(TASK TO CARRY OUT)
Restate the full listing word for word and leave the pictures out.

(Entries from a visual dataset)

★ ★ ★ ★ ★ ★ ★

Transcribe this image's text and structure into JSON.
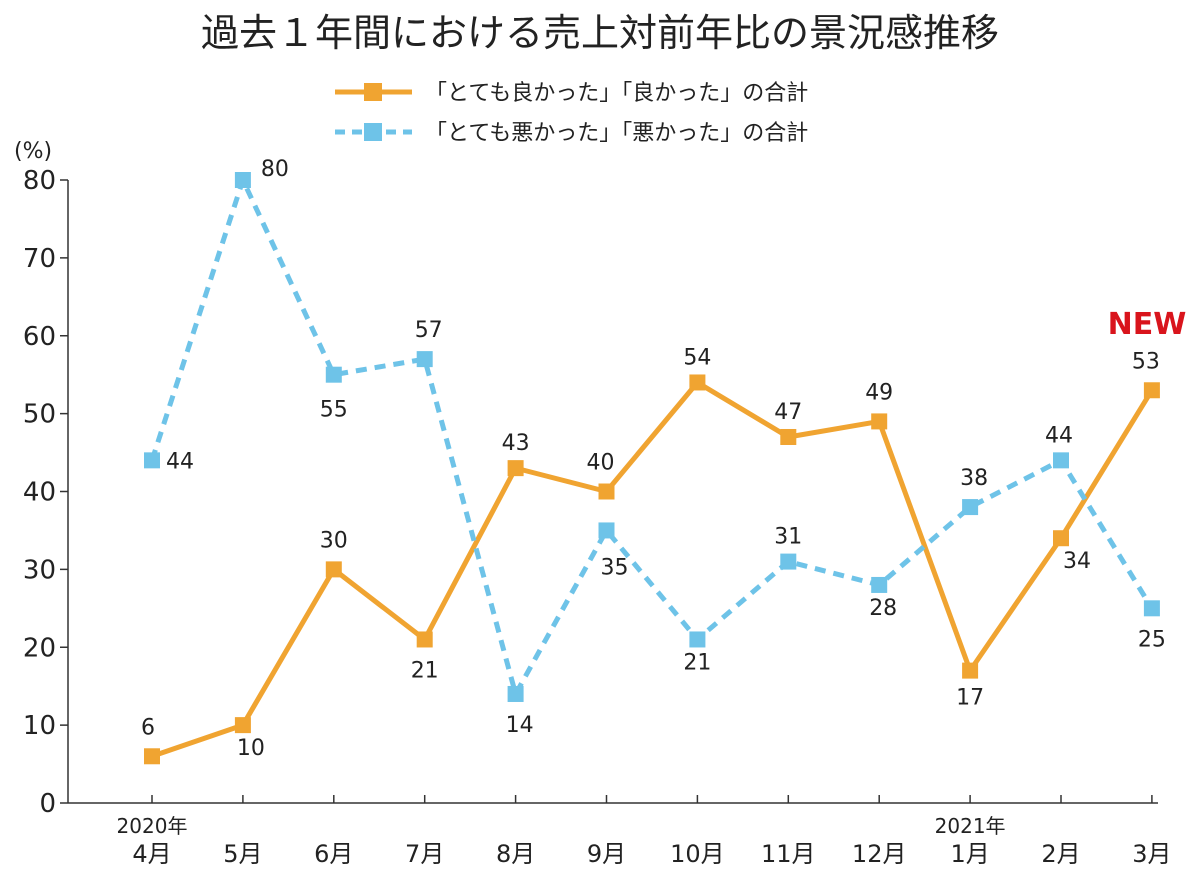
{
  "chart_data": {
    "type": "line",
    "title": "過去１年間における売上対前年比の景況感推移",
    "ylabel": "(%)",
    "ylim": [
      0,
      80
    ],
    "yticks": [
      "0",
      "10",
      "20",
      "30",
      "40",
      "50",
      "60",
      "70",
      "80"
    ],
    "categories": [
      "4月",
      "5月",
      "6月",
      "7月",
      "8月",
      "9月",
      "10月",
      "11月",
      "12月",
      "1月",
      "2月",
      "3月"
    ],
    "year_labels": [
      {
        "index": 0,
        "text": "2020年"
      },
      {
        "index": 9,
        "text": "2021年"
      }
    ],
    "series": [
      {
        "name": "「とても良かった」「良かった」の合計",
        "color": "#f0a431",
        "style": "solid",
        "values": [
          6,
          10,
          30,
          21,
          43,
          40,
          54,
          47,
          49,
          17,
          34,
          53
        ],
        "labels": [
          "6",
          "10",
          "30",
          "21",
          "43",
          "40",
          "54",
          "47",
          "49",
          "17",
          "34",
          "53"
        ]
      },
      {
        "name": "「とても悪かった」「悪かった」の合計",
        "color": "#6ec3e8",
        "style": "dashed",
        "values": [
          44,
          80,
          55,
          57,
          14,
          35,
          21,
          31,
          28,
          38,
          44,
          25
        ],
        "labels": [
          "44",
          "80",
          "55",
          "57",
          "14",
          "35",
          "21",
          "31",
          "28",
          "38",
          "44",
          "25"
        ]
      }
    ],
    "annotation": "NEW",
    "grid": false,
    "legend_position": "top-center"
  }
}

★ ★ ★ ★ ★ ★ ★

(SOLVED PROBLEM)
Transcribe this image's text and structure into JSON.
{
  "chart_data": {
    "type": "line",
    "title": "過去１年間における売上対前年比の景況感推移",
    "ylabel": "(%)",
    "ylim": [
      0,
      80
    ],
    "yticks": [
      "0",
      "10",
      "20",
      "30",
      "40",
      "50",
      "60",
      "70",
      "80"
    ],
    "categories": [
      "4月",
      "5月",
      "6月",
      "7月",
      "8月",
      "9月",
      "10月",
      "11月",
      "12月",
      "1月",
      "2月",
      "3月"
    ],
    "year_labels": [
      {
        "index": 0,
        "text": "2020年"
      },
      {
        "index": 9,
        "text": "2021年"
      }
    ],
    "series": [
      {
        "name": "「とても良かった」「良かった」の合計",
        "color": "#f0a431",
        "style": "solid",
        "values": [
          6,
          10,
          30,
          21,
          43,
          40,
          54,
          47,
          49,
          17,
          34,
          53
        ],
        "labels": [
          "6",
          "10",
          "30",
          "21",
          "43",
          "40",
          "54",
          "47",
          "49",
          "17",
          "34",
          "53"
        ]
      },
      {
        "name": "「とても悪かった」「悪かった」の合計",
        "color": "#6ec3e8",
        "style": "dashed",
        "values": [
          44,
          80,
          55,
          57,
          14,
          35,
          21,
          31,
          28,
          38,
          44,
          25
        ],
        "labels": [
          "44",
          "80",
          "55",
          "57",
          "14",
          "35",
          "21",
          "31",
          "28",
          "38",
          "44",
          "25"
        ]
      }
    ],
    "annotation": "NEW",
    "grid": false,
    "legend_position": "top-center"
  }
}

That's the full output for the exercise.